• [What to work on]
Copy out each line of the material below with no changes.

(Figure data in JSON)

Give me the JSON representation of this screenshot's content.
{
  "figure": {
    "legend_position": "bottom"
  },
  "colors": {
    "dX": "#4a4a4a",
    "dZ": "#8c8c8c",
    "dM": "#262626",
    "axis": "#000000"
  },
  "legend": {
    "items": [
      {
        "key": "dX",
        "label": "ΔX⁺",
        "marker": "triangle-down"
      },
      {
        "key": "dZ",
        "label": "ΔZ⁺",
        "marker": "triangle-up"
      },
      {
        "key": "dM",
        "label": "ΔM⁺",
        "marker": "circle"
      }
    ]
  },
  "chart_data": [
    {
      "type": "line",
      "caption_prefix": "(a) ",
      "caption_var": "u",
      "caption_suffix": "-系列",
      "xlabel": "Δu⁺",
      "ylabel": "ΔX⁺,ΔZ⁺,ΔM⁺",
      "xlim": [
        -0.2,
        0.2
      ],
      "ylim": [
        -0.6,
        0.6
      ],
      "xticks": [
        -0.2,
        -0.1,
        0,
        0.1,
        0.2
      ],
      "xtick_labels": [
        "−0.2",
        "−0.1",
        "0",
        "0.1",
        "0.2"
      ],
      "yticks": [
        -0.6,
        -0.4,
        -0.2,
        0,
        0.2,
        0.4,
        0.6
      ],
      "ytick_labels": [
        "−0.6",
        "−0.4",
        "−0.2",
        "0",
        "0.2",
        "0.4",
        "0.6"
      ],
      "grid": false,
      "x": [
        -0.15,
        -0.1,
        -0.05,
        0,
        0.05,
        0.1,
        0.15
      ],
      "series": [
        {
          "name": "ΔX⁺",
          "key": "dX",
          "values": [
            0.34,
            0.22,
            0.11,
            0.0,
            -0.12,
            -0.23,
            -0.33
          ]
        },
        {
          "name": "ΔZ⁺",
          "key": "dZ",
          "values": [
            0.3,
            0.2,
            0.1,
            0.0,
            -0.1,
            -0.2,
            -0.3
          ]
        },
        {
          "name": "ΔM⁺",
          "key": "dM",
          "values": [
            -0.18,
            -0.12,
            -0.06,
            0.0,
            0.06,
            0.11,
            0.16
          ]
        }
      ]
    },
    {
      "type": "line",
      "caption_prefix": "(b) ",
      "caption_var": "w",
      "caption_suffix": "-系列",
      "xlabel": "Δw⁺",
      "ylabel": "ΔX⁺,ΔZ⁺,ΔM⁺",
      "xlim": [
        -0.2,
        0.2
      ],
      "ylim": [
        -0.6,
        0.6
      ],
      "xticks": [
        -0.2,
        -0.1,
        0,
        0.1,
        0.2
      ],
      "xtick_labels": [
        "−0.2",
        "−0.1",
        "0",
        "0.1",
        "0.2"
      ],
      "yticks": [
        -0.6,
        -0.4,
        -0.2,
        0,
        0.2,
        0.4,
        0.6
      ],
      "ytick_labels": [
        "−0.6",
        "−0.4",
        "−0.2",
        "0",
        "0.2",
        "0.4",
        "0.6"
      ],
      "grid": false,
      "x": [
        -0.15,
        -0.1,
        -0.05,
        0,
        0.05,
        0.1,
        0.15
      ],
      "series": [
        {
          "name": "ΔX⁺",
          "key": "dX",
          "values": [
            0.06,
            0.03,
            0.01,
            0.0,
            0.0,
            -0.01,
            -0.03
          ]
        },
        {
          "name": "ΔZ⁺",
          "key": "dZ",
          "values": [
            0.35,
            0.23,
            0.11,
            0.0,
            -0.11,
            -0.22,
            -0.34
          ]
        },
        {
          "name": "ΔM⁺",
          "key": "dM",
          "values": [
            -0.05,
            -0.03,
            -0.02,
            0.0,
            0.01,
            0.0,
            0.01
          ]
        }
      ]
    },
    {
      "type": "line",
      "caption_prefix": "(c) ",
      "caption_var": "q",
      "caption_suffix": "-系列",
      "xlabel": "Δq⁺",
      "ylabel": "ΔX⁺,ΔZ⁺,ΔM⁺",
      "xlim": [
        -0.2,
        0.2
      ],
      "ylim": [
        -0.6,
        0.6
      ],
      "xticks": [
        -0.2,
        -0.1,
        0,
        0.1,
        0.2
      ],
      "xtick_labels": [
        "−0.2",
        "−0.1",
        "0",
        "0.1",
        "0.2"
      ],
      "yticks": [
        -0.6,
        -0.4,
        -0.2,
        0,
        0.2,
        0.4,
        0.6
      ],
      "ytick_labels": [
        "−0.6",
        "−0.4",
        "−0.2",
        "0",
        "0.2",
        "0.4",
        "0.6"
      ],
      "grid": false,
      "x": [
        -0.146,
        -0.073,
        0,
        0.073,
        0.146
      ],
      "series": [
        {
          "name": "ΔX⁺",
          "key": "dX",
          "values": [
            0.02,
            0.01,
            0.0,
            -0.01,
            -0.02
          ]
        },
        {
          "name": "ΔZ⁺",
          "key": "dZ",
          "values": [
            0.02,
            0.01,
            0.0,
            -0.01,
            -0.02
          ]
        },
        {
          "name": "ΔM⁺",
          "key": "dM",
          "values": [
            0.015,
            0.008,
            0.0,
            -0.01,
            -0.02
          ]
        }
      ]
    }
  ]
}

• [Task response]
Give me the JSON representation of this screenshot's content.
{
  "figure": {
    "legend_position": "bottom"
  },
  "colors": {
    "dX": "#4a4a4a",
    "dZ": "#8c8c8c",
    "dM": "#262626",
    "axis": "#000000"
  },
  "legend": {
    "items": [
      {
        "key": "dX",
        "label": "ΔX⁺",
        "marker": "triangle-down"
      },
      {
        "key": "dZ",
        "label": "ΔZ⁺",
        "marker": "triangle-up"
      },
      {
        "key": "dM",
        "label": "ΔM⁺",
        "marker": "circle"
      }
    ]
  },
  "chart_data": [
    {
      "type": "line",
      "caption_prefix": "(a) ",
      "caption_var": "u",
      "caption_suffix": "-系列",
      "xlabel": "Δu⁺",
      "ylabel": "ΔX⁺,ΔZ⁺,ΔM⁺",
      "xlim": [
        -0.2,
        0.2
      ],
      "ylim": [
        -0.6,
        0.6
      ],
      "xticks": [
        -0.2,
        -0.1,
        0,
        0.1,
        0.2
      ],
      "xtick_labels": [
        "−0.2",
        "−0.1",
        "0",
        "0.1",
        "0.2"
      ],
      "yticks": [
        -0.6,
        -0.4,
        -0.2,
        0,
        0.2,
        0.4,
        0.6
      ],
      "ytick_labels": [
        "−0.6",
        "−0.4",
        "−0.2",
        "0",
        "0.2",
        "0.4",
        "0.6"
      ],
      "grid": false,
      "x": [
        -0.15,
        -0.1,
        -0.05,
        0,
        0.05,
        0.1,
        0.15
      ],
      "series": [
        {
          "name": "ΔX⁺",
          "key": "dX",
          "values": [
            0.34,
            0.22,
            0.11,
            0.0,
            -0.12,
            -0.23,
            -0.33
          ]
        },
        {
          "name": "ΔZ⁺",
          "key": "dZ",
          "values": [
            0.3,
            0.2,
            0.1,
            0.0,
            -0.1,
            -0.2,
            -0.3
          ]
        },
        {
          "name": "ΔM⁺",
          "key": "dM",
          "values": [
            -0.18,
            -0.12,
            -0.06,
            0.0,
            0.06,
            0.11,
            0.16
          ]
        }
      ]
    },
    {
      "type": "line",
      "caption_prefix": "(b) ",
      "caption_var": "w",
      "caption_suffix": "-系列",
      "xlabel": "Δw⁺",
      "ylabel": "ΔX⁺,ΔZ⁺,ΔM⁺",
      "xlim": [
        -0.2,
        0.2
      ],
      "ylim": [
        -0.6,
        0.6
      ],
      "xticks": [
        -0.2,
        -0.1,
        0,
        0.1,
        0.2
      ],
      "xtick_labels": [
        "−0.2",
        "−0.1",
        "0",
        "0.1",
        "0.2"
      ],
      "yticks": [
        -0.6,
        -0.4,
        -0.2,
        0,
        0.2,
        0.4,
        0.6
      ],
      "ytick_labels": [
        "−0.6",
        "−0.4",
        "−0.2",
        "0",
        "0.2",
        "0.4",
        "0.6"
      ],
      "grid": false,
      "x": [
        -0.15,
        -0.1,
        -0.05,
        0,
        0.05,
        0.1,
        0.15
      ],
      "series": [
        {
          "name": "ΔX⁺",
          "key": "dX",
          "values": [
            0.06,
            0.03,
            0.01,
            0.0,
            0.0,
            -0.01,
            -0.03
          ]
        },
        {
          "name": "ΔZ⁺",
          "key": "dZ",
          "values": [
            0.35,
            0.23,
            0.11,
            0.0,
            -0.11,
            -0.22,
            -0.34
          ]
        },
        {
          "name": "ΔM⁺",
          "key": "dM",
          "values": [
            -0.05,
            -0.03,
            -0.02,
            0.0,
            0.01,
            0.0,
            0.01
          ]
        }
      ]
    },
    {
      "type": "line",
      "caption_prefix": "(c) ",
      "caption_var": "q",
      "caption_suffix": "-系列",
      "xlabel": "Δq⁺",
      "ylabel": "ΔX⁺,ΔZ⁺,ΔM⁺",
      "xlim": [
        -0.2,
        0.2
      ],
      "ylim": [
        -0.6,
        0.6
      ],
      "xticks": [
        -0.2,
        -0.1,
        0,
        0.1,
        0.2
      ],
      "xtick_labels": [
        "−0.2",
        "−0.1",
        "0",
        "0.1",
        "0.2"
      ],
      "yticks": [
        -0.6,
        -0.4,
        -0.2,
        0,
        0.2,
        0.4,
        0.6
      ],
      "ytick_labels": [
        "−0.6",
        "−0.4",
        "−0.2",
        "0",
        "0.2",
        "0.4",
        "0.6"
      ],
      "grid": false,
      "x": [
        -0.146,
        -0.073,
        0,
        0.073,
        0.146
      ],
      "series": [
        {
          "name": "ΔX⁺",
          "key": "dX",
          "values": [
            0.02,
            0.01,
            0.0,
            -0.01,
            -0.02
          ]
        },
        {
          "name": "ΔZ⁺",
          "key": "dZ",
          "values": [
            0.02,
            0.01,
            0.0,
            -0.01,
            -0.02
          ]
        },
        {
          "name": "ΔM⁺",
          "key": "dM",
          "values": [
            0.015,
            0.008,
            0.0,
            -0.01,
            -0.02
          ]
        }
      ]
    }
  ]
}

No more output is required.